- [Raw records]
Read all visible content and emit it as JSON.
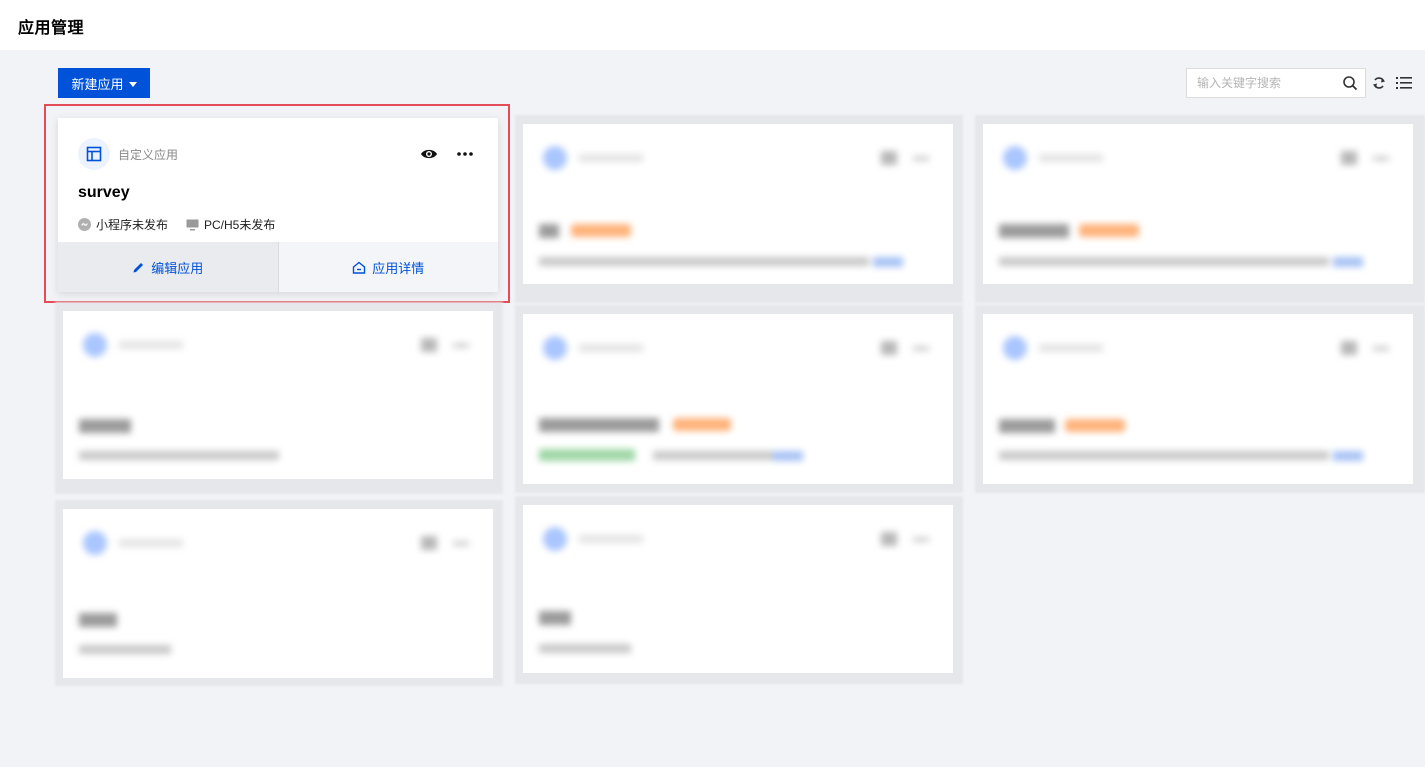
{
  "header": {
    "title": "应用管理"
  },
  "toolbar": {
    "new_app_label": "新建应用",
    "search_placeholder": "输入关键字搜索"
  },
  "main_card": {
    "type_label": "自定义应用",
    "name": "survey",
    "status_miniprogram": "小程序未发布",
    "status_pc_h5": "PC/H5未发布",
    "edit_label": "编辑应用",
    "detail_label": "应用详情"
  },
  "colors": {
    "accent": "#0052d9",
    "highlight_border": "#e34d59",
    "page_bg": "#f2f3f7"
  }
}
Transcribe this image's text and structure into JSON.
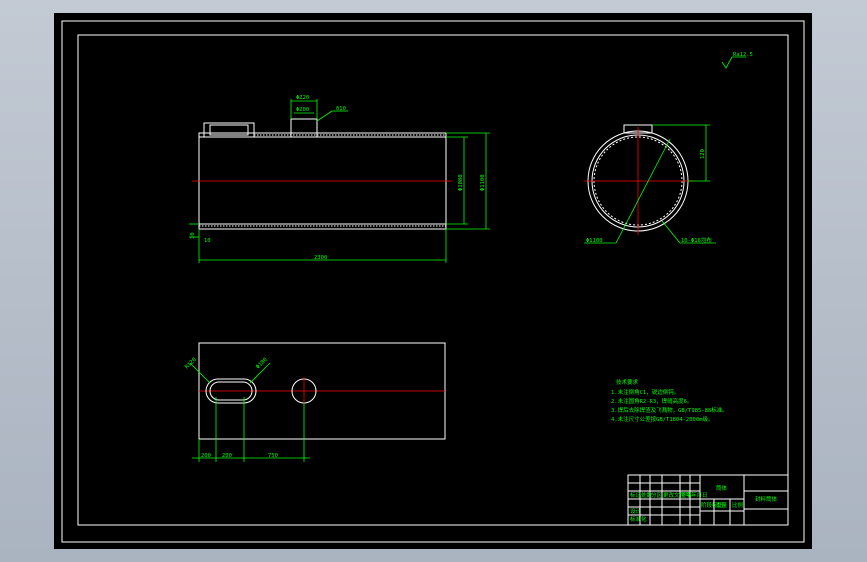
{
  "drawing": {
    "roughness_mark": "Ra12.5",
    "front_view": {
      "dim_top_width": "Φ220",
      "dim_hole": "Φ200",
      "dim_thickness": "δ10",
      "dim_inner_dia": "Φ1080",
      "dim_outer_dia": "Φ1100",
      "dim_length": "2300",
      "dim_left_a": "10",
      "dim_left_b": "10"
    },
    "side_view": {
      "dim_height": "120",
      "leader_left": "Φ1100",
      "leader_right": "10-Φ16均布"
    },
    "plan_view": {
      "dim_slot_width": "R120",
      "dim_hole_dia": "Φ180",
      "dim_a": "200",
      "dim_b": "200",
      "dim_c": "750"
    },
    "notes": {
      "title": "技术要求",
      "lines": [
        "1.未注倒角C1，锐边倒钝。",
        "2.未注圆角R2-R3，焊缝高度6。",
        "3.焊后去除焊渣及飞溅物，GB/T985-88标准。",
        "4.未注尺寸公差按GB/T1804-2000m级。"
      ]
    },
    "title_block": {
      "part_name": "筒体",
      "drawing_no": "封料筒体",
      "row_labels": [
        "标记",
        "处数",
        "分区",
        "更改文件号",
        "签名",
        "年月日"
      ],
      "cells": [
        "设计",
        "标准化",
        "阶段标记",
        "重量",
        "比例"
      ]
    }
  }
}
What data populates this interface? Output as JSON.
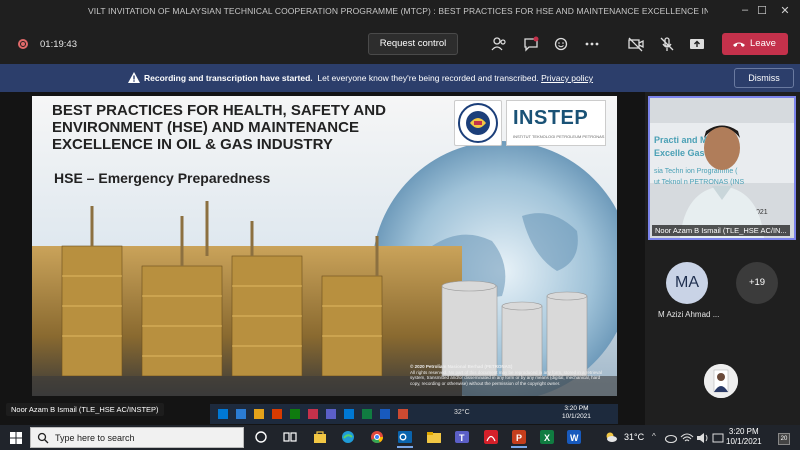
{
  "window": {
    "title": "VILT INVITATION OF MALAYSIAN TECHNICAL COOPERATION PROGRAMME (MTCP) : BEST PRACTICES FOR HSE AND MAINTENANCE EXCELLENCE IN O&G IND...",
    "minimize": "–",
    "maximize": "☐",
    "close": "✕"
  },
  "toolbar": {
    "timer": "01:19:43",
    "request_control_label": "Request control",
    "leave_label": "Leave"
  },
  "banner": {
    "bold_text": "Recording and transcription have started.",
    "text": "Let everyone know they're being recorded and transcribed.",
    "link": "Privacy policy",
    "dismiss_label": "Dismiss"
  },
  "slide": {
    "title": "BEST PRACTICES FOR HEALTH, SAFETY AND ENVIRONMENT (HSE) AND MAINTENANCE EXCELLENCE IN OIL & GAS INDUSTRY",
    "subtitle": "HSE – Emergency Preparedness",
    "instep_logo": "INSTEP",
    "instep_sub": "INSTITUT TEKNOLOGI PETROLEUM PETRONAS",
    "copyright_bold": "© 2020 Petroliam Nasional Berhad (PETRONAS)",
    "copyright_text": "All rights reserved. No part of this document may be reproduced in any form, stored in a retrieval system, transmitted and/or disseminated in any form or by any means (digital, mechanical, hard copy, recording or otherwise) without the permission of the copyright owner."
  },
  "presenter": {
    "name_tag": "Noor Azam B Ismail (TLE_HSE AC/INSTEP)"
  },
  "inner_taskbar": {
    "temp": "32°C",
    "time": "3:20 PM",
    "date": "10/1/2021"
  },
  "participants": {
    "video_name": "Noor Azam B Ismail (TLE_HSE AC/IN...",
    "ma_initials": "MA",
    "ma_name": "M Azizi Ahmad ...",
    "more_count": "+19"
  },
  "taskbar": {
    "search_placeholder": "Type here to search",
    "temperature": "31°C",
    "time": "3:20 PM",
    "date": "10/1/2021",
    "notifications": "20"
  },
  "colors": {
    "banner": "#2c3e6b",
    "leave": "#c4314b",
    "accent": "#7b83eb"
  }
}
* * *
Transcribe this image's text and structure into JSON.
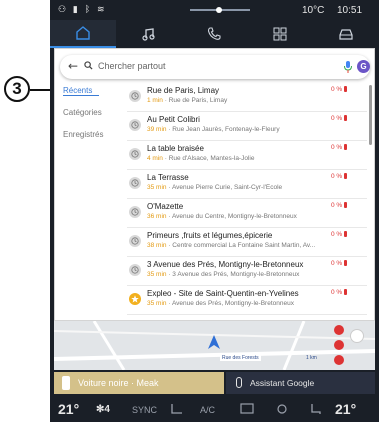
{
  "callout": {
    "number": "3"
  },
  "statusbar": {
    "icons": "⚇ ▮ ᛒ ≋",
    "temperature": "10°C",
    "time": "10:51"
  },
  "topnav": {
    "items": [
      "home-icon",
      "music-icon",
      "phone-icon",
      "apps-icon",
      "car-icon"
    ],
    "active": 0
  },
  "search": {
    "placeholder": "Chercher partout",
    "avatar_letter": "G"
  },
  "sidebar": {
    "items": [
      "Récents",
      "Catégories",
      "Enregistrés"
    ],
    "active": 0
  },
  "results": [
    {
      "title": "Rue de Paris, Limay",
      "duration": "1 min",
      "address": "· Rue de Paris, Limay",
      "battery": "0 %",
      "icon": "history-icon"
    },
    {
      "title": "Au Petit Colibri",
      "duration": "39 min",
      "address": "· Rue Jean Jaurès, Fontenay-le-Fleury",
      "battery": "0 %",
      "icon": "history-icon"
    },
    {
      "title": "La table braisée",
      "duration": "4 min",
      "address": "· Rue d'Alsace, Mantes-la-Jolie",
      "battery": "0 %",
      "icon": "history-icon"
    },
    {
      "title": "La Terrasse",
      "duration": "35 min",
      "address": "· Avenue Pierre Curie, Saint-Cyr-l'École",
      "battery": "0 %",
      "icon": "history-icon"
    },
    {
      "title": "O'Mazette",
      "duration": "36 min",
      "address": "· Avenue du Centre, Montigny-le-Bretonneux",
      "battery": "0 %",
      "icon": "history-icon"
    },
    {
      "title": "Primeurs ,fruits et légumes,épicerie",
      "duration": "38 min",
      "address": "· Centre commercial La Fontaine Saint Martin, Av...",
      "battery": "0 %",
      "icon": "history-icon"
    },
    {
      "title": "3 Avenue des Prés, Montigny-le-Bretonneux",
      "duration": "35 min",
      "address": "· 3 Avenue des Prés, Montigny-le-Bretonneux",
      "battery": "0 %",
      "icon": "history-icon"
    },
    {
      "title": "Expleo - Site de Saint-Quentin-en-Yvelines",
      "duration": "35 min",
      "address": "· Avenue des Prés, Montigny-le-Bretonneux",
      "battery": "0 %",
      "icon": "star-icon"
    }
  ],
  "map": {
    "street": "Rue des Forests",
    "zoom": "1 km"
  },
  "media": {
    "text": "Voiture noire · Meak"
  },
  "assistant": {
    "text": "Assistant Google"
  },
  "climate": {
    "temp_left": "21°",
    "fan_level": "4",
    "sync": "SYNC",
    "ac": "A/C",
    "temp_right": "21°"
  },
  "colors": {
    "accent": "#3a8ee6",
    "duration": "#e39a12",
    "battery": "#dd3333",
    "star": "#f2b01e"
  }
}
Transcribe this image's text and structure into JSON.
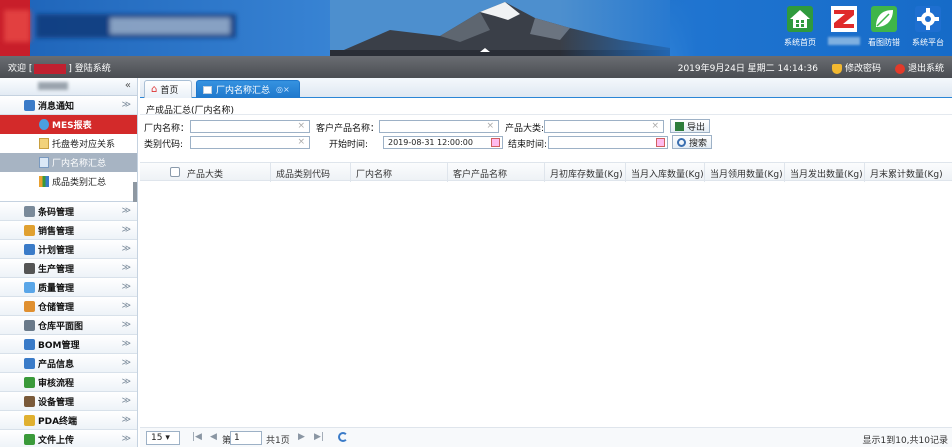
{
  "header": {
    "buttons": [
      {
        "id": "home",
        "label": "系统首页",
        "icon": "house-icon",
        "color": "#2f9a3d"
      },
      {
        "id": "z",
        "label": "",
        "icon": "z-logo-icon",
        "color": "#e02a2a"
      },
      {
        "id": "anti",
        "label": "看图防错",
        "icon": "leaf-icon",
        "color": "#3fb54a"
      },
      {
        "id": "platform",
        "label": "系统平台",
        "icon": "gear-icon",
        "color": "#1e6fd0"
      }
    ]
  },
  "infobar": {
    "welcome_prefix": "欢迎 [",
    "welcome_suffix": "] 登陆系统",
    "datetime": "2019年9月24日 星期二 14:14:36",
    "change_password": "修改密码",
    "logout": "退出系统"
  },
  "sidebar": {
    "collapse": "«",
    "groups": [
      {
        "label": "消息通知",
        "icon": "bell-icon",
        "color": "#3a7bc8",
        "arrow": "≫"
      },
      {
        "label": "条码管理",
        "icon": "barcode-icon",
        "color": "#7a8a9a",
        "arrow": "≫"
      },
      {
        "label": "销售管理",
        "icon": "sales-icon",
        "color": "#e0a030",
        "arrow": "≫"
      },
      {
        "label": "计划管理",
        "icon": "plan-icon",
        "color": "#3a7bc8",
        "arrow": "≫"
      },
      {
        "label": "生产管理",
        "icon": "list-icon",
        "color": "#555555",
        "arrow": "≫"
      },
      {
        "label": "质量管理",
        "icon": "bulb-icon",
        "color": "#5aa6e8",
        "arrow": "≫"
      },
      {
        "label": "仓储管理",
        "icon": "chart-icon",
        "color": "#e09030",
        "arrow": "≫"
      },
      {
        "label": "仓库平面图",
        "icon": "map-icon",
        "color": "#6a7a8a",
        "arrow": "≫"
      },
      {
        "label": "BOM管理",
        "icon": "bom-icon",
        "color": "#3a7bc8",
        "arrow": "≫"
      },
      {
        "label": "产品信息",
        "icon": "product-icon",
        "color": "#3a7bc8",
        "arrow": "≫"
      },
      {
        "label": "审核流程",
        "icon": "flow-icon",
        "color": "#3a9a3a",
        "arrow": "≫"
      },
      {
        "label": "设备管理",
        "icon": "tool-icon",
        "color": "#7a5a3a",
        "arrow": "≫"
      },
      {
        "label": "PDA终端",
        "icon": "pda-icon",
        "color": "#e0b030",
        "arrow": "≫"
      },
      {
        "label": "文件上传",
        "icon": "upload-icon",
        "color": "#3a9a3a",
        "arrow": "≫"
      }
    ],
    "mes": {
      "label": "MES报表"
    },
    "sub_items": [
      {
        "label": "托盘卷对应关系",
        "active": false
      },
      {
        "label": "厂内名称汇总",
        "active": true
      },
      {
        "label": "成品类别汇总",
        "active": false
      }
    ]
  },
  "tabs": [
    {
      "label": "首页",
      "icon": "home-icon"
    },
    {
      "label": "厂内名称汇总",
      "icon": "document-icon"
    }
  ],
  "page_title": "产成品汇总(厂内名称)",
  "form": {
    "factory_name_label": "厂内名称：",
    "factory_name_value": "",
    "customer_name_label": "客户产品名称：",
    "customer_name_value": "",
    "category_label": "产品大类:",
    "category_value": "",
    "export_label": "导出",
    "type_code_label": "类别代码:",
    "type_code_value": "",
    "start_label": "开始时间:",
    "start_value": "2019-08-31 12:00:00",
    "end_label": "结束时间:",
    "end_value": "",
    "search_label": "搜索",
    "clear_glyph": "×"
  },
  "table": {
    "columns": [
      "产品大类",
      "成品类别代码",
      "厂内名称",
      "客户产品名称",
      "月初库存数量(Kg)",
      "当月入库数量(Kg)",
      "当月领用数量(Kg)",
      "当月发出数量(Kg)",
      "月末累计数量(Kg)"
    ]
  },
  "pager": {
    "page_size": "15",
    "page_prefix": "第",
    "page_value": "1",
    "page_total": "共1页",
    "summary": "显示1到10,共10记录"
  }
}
---
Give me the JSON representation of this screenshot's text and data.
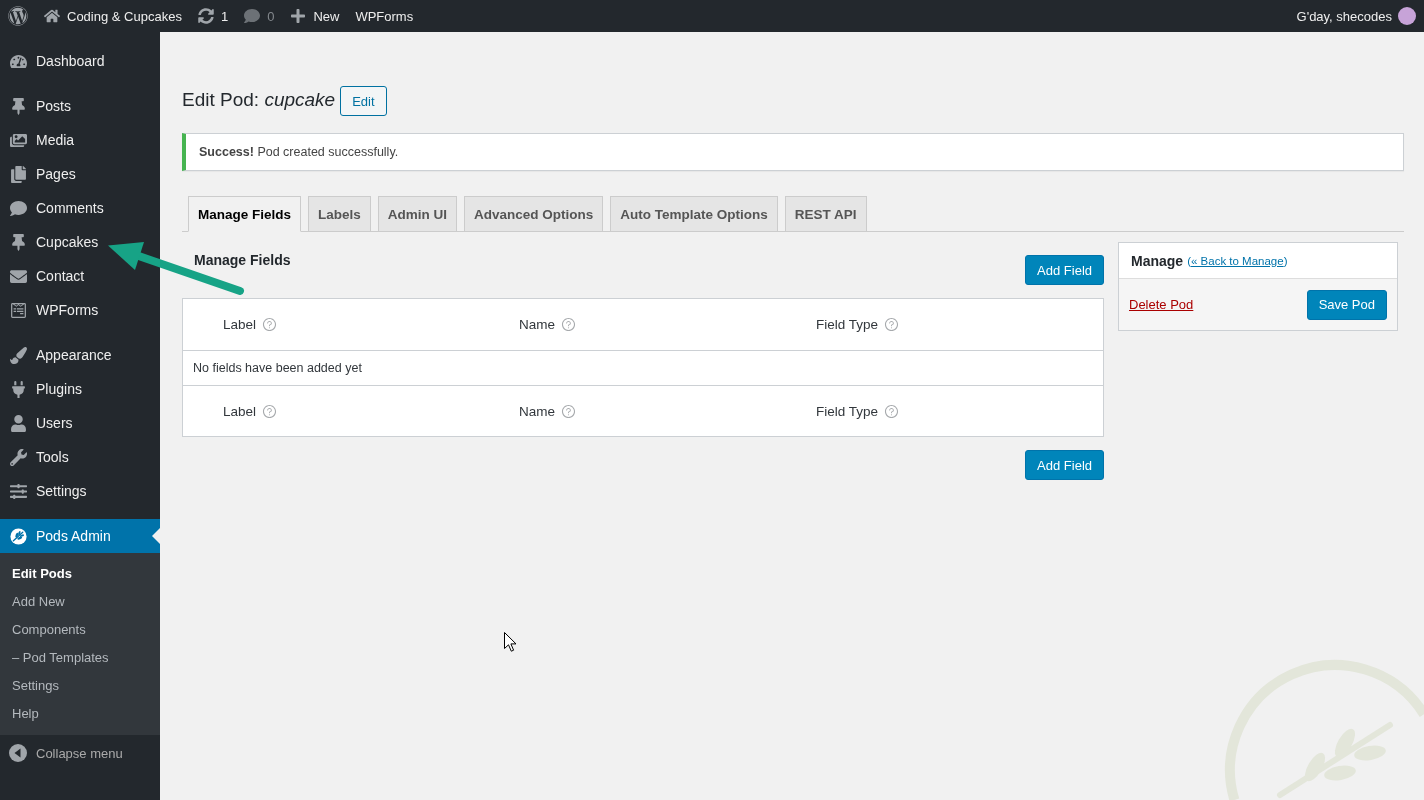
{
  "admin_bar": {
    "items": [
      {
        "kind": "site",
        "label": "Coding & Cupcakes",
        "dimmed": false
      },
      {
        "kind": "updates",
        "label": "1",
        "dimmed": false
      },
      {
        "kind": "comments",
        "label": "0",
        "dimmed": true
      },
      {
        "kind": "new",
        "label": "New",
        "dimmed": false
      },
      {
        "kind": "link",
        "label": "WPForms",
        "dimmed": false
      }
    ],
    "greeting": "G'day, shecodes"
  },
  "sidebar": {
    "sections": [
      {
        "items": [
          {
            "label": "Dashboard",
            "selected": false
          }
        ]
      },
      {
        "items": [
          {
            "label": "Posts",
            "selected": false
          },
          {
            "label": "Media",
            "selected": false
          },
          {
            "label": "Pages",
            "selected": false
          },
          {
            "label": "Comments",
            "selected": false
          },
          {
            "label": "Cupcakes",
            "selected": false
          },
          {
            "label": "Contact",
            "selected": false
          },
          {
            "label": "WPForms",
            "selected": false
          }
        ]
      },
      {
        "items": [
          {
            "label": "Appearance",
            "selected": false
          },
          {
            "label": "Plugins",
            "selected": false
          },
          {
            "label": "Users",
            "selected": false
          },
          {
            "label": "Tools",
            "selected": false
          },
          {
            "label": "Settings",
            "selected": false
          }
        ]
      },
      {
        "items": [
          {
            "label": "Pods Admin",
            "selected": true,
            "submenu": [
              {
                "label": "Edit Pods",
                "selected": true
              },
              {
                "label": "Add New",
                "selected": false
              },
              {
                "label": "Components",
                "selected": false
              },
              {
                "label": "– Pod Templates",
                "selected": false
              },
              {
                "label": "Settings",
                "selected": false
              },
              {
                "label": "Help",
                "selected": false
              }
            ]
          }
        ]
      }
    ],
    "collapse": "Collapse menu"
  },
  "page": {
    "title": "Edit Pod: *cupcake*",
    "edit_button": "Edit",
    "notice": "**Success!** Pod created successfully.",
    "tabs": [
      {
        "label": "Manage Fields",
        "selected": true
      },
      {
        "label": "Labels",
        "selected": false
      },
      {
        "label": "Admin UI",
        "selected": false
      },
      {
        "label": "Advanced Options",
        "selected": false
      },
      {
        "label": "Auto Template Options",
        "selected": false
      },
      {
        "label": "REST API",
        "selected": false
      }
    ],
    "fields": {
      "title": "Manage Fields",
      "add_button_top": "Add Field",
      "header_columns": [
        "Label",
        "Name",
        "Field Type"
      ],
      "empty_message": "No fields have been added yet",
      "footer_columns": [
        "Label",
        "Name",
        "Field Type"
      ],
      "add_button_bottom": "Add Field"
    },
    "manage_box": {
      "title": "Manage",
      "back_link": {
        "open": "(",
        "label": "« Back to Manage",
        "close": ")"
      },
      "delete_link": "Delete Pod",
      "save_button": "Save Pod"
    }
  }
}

- [What to work on] Show each line in the entries that holds the string "BEST".

- [Finished exercise]
    "title": "VILT INVITATION OF MALAYSIAN TECHNICAL COOPERATION PROGRAMME (MTCP) : BEST PRACTICES FOR HSE AND MAINTENANCE EXCELLENCE IN O&G IND...",
    "title": "BEST PRACTICES FOR HEALTH, SAFETY AND ENVIRONMENT (HSE) AND MAINTENANCE EXCELLENCE IN OIL & GAS INDUSTRY",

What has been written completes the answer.